*** DATA FOR ANALYSIS ***
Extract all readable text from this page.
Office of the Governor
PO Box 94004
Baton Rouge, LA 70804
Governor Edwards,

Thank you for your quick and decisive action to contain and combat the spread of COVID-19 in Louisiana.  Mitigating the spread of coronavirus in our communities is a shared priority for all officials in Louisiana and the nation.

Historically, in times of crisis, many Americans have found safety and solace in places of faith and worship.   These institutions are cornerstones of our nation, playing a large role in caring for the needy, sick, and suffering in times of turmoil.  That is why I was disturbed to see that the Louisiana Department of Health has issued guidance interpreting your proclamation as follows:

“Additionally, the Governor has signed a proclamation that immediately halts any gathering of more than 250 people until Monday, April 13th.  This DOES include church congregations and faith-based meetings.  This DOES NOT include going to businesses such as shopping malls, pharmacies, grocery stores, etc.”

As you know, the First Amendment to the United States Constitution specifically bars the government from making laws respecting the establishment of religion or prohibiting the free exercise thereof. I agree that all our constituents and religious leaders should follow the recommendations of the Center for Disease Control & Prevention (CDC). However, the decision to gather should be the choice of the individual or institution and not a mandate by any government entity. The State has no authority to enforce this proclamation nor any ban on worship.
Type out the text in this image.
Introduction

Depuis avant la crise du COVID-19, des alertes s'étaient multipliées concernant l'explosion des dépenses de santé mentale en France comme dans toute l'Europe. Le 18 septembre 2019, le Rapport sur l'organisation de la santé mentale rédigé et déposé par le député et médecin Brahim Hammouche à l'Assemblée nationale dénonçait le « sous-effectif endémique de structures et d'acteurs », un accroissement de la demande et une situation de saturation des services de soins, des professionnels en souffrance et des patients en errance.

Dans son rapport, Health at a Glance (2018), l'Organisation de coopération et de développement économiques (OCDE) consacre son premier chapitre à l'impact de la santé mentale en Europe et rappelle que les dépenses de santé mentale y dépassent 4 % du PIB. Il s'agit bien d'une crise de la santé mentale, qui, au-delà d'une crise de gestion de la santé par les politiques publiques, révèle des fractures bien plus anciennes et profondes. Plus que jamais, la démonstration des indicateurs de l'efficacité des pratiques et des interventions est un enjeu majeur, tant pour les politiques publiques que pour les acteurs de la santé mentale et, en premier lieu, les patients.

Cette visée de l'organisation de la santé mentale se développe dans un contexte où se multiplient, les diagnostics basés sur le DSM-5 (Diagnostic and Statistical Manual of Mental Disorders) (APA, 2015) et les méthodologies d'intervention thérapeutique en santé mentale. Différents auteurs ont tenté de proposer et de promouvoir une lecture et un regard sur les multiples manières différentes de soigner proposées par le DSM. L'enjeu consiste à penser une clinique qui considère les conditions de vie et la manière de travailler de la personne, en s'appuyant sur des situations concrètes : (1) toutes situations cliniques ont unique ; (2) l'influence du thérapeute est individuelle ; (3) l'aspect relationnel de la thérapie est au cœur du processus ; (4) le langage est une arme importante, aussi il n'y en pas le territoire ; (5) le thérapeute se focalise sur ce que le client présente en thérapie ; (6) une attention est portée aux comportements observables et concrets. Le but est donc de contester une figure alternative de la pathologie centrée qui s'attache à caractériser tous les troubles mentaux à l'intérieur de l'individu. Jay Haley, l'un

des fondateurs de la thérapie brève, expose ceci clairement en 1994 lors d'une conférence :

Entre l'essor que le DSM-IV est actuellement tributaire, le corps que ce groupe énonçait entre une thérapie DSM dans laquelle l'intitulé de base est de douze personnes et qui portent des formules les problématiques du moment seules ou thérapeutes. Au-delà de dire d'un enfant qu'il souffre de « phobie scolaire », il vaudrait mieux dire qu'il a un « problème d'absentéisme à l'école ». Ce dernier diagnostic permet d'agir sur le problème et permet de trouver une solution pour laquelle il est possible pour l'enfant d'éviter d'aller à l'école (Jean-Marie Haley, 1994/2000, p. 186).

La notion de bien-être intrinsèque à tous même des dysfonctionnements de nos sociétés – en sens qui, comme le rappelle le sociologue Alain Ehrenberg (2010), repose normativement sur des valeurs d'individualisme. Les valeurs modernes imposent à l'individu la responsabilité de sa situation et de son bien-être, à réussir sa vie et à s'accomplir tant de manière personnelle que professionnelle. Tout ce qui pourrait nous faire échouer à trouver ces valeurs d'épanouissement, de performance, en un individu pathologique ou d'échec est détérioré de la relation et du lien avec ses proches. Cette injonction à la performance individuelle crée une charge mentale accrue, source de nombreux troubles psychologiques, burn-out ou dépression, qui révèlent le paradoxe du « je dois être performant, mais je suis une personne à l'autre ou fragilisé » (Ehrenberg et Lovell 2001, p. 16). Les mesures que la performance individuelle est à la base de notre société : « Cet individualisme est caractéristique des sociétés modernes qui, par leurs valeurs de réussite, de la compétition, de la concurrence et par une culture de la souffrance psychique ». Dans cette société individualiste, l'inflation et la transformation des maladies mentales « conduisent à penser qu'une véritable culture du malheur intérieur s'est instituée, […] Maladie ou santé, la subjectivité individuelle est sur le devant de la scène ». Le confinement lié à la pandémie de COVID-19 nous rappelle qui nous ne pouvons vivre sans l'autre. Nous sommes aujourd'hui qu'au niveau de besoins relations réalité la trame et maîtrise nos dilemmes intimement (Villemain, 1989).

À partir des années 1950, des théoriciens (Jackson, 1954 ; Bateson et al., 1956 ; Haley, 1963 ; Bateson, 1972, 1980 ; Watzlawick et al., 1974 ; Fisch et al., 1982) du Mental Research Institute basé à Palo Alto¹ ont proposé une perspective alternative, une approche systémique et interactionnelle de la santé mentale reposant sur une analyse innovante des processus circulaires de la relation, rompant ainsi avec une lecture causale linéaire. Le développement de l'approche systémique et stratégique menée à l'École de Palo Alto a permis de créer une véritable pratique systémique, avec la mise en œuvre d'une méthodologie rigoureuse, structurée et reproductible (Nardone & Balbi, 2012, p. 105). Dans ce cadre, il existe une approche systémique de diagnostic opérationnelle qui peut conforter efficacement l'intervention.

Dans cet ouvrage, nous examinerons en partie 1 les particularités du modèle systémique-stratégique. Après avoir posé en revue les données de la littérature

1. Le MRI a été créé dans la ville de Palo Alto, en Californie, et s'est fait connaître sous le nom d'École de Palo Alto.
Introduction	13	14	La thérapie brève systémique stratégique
***
Every record shown above should be set down again exactly.

**SOLUTION TO THIS TASK:**
Extract all readable text from this page.
Office of the Governor
PO Box 94004
Baton Rouge, LA 70804
Governor Edwards,

Thank you for your quick and decisive action to contain and combat the spread of COVID-19 in Louisiana.  Mitigating the spread of coronavirus in our communities is a shared priority for all officials in Louisiana and the nation.

Historically, in times of crisis, many Americans have found safety and solace in places of faith and worship.   These institutions are cornerstones of our nation, playing a large role in caring for the needy, sick, and suffering in times of turmoil.  That is why I was disturbed to see that the Louisiana Department of Health has issued guidance interpreting your proclamation as follows:

“Additionally, the Governor has signed a proclamation that immediately halts any gathering of more than 250 people until Monday, April 13th.  This DOES include church congregations and faith-based meetings.  This DOES NOT include going to businesses such as shopping malls, pharmacies, grocery stores, etc.”

As you know, the First Amendment to the United States Constitution specifically bars the government from making laws respecting the establishment of religion or prohibiting the free exercise thereof. I agree that all our constituents and religious leaders should follow the recommendations of the Center for Disease Control & Prevention (CDC). However, the decision to gather should be the choice of the individual or institution and not a mandate by any government entity. The State has no authority to enforce this proclamation nor any ban on worship.
Type out the text in this image.
Introduction

Depuis avant la crise du COVID-19, des alertes s'étaient multipliées concernant l'explosion des dépenses de santé mentale en France comme dans toute l'Europe. Le 18 septembre 2019, le Rapport sur l'organisation de la santé mentale rédigé et déposé par le député et médecin Brahim Hammouche à l'Assemblée nationale dénonçait le « sous-effectif endémique de structures et d'acteurs », un accroissement de la demande et une situation de saturation des services de soins, des professionnels en souffrance et des patients en errance.

Dans son rapport, Health at a Glance (2018), l'Organisation de coopération et de développement économiques (OCDE) consacre son premier chapitre à l'impact de la santé mentale en Europe et rappelle que les dépenses de santé mentale y dépassent 4 % du PIB. Il s'agit bien d'une crise de la santé mentale, qui, au-delà d'une crise de gestion de la santé par les politiques publiques, révèle des fractures bien plus anciennes et profondes. Plus que jamais, la démonstration des indicateurs de l'efficacité des pratiques et des interventions est un enjeu majeur, tant pour les politiques publiques que pour les acteurs de la santé mentale et, en premier lieu, les patients.

Cette visée de l'organisation de la santé mentale se développe dans un contexte où se multiplient, les diagnostics basés sur le DSM-5 (Diagnostic and Statistical Manual of Mental Disorders) (APA, 2015) et les méthodologies d'intervention thérapeutique en santé mentale. Différents auteurs ont tenté de proposer et de promouvoir une lecture et un regard sur les multiples manières différentes de soigner proposées par le DSM. L'enjeu consiste à penser une clinique qui considère les conditions de vie et la manière de travailler de la personne, en s'appuyant sur des situations concrètes : (1) toutes situations cliniques ont unique ; (2) l'influence du thérapeute est individuelle ; (3) l'aspect relationnel de la thérapie est au cœur du processus ; (4) le langage est une arme importante, aussi il n'y en pas le territoire ; (5) le thérapeute se focalise sur ce que le client présente en thérapie ; (6) une attention est portée aux comportements observables et concrets. Le but est donc de contester une figure alternative de la pathologie centrée qui s'attache à caractériser tous les troubles mentaux à l'intérieur de l'individu. Jay Haley, l'un

des fondateurs de la thérapie brève, expose ceci clairement en 1994 lors d'une conférence :

Entre l'essor que le DSM-IV est actuellement tributaire, le corps que ce groupe énonçait entre une thérapie DSM dans laquelle l'intitulé de base est de douze personnes et qui portent des formules les problématiques du moment seules ou thérapeutes. Au-delà de dire d'un enfant qu'il souffre de « phobie scolaire », il vaudrait mieux dire qu'il a un « problème d'absentéisme à l'école ». Ce dernier diagnostic permet d'agir sur le problème et permet de trouver une solution pour laquelle il est possible pour l'enfant d'éviter d'aller à l'école (Jean-Marie Haley, 1994/2000, p. 186).

La notion de bien-être intrinsèque à tous même des dysfonctionnements de nos sociétés – en sens qui, comme le rappelle le sociologue Alain Ehrenberg (2010), repose normativement sur des valeurs d'individualisme. Les valeurs modernes imposent à l'individu la responsabilité de sa situation et de son bien-être, à réussir sa vie et à s'accomplir tant de manière personnelle que professionnelle. Tout ce qui pourrait nous faire échouer à trouver ces valeurs d'épanouissement, de performance, en un individu pathologique ou d'échec est détérioré de la relation et du lien avec ses proches. Cette injonction à la performance individuelle crée une charge mentale accrue, source de nombreux troubles psychologiques, burn-out ou dépression, qui révèlent le paradoxe du « je dois être performant, mais je suis une personne à l'autre ou fragilisé » (Ehrenberg et Lovell 2001, p. 16). Les mesures que la performance individuelle est à la base de notre société : « Cet individualisme est caractéristique des sociétés modernes qui, par leurs valeurs de réussite, de la compétition, de la concurrence et par une culture de la souffrance psychique ». Dans cette société individualiste, l'inflation et la transformation des maladies mentales « conduisent à penser qu'une véritable culture du malheur intérieur s'est instituée, […] Maladie ou santé, la subjectivité individuelle est sur le devant de la scène ». Le confinement lié à la pandémie de COVID-19 nous rappelle qui nous ne pouvons vivre sans l'autre. Nous sommes aujourd'hui qu'au niveau de besoins relations réalité la trame et maîtrise nos dilemmes intimement (Villemain, 1989).

À partir des années 1950, des théoriciens (Jackson, 1954 ; Bateson et al., 1956 ; Haley, 1963 ; Bateson, 1972, 1980 ; Watzlawick et al., 1974 ; Fisch et al., 1982) du Mental Research Institute basé à Palo Alto¹ ont proposé une perspective alternative, une approche systémique et interactionnelle de la santé mentale reposant sur une analyse innovante des processus circulaires de la relation, rompant ainsi avec une lecture causale linéaire. Le développement de l'approche systémique et stratégique menée à l'École de Palo Alto a permis de créer une véritable pratique systémique, avec la mise en œuvre d'une méthodologie rigoureuse, structurée et reproductible (Nardone & Balbi, 2012, p. 105). Dans ce cadre, il existe une approche systémique de diagnostic opérationnelle qui peut conforter efficacement l'intervention.

Dans cet ouvrage, nous examinerons en partie 1 les particularités du modèle systémique-stratégique. Après avoir posé en revue les données de la littérature

1. Le MRI a été créé dans la ville de Palo Alto, en Californie, et s'est fait connaître sous le nom d'École de Palo Alto.
Introduction	13	14	La thérapie brève systémique stratégique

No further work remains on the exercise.